• Objective: Copy down every line where the string "сборочные" shows up.

+ + + +

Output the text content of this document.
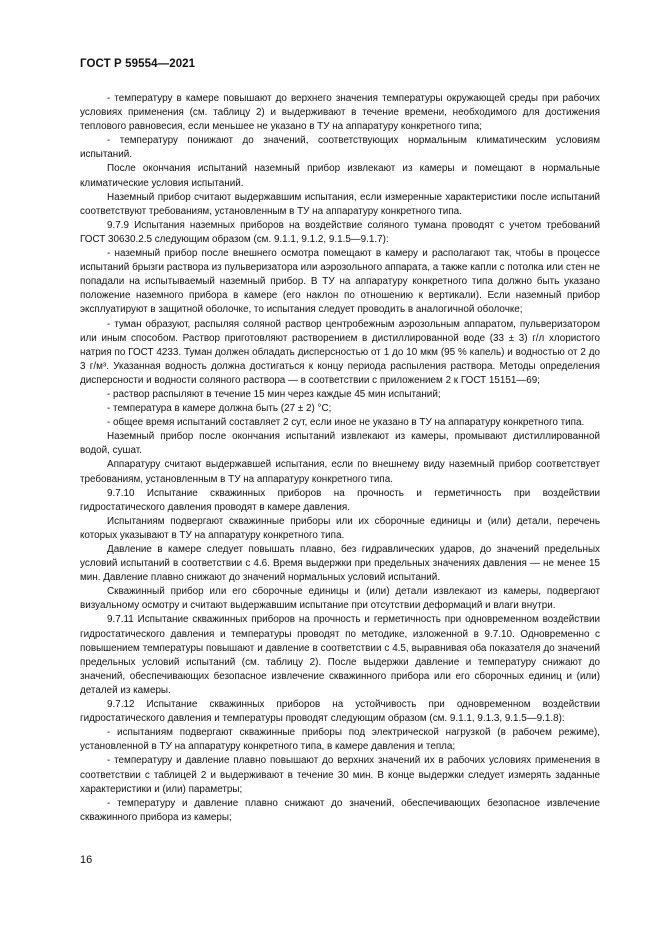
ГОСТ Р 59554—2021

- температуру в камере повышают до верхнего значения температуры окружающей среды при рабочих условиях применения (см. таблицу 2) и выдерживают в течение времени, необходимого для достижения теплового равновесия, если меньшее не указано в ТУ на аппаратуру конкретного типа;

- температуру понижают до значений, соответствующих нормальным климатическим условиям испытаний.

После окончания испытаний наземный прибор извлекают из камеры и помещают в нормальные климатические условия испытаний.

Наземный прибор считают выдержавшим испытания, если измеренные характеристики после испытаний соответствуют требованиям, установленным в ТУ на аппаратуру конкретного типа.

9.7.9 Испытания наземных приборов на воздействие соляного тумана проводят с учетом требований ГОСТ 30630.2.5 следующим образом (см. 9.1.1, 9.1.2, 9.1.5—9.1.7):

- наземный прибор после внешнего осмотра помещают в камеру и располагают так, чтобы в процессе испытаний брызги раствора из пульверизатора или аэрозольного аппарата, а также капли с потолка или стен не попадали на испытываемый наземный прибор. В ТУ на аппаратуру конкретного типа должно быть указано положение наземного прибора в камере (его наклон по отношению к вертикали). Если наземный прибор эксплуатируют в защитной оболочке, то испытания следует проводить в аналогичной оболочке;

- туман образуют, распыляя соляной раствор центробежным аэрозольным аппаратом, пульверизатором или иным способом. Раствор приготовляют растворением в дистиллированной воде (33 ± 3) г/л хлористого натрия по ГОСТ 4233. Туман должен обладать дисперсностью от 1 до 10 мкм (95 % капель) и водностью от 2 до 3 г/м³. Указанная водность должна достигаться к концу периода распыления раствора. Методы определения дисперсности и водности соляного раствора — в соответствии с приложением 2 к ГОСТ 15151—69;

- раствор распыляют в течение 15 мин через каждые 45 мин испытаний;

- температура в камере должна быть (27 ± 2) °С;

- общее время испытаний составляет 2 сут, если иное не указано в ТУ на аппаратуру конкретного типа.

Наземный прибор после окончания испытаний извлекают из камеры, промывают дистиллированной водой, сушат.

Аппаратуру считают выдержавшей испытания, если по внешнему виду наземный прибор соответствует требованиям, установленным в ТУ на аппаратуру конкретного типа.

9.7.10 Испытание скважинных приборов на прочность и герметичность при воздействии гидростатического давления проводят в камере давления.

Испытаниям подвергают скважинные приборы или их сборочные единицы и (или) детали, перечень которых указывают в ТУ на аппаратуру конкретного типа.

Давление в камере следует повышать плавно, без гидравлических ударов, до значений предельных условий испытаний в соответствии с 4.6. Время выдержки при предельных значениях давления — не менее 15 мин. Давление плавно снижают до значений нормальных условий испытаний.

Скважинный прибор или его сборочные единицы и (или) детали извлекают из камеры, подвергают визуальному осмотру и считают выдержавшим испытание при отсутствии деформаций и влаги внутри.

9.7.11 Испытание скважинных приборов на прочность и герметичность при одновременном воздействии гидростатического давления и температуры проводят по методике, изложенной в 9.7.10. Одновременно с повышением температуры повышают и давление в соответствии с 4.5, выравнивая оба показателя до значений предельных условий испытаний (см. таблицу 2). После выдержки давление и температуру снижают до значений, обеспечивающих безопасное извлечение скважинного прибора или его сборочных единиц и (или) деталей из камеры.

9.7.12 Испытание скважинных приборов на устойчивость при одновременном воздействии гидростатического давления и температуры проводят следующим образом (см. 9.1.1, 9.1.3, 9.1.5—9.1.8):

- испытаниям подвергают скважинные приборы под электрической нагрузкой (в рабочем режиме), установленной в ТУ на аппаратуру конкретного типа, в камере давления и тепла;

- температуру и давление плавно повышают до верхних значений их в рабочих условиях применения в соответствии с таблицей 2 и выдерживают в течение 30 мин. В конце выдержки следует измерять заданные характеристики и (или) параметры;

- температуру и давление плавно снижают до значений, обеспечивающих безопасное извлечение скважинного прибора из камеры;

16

+ + + +

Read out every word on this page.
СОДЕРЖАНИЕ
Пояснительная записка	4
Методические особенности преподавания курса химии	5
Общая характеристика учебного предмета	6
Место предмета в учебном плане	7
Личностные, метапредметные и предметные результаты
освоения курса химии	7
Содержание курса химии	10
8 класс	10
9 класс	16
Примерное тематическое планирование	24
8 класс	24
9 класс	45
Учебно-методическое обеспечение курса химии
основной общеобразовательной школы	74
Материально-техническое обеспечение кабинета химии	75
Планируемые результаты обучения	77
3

+ + + +

• Right answer:
Испытаниям подвергают скважинные приборы или их сборочные единицы и (или) детали, перечень которых указывают в ТУ на аппаратуру конкретного типа.
Скважинный прибор или его сборочные единицы и (или) детали извлекают из камеры, подвергают визуальному осмотру и считают выдержавшим испытание при отсутствии деформаций и влаги внутри.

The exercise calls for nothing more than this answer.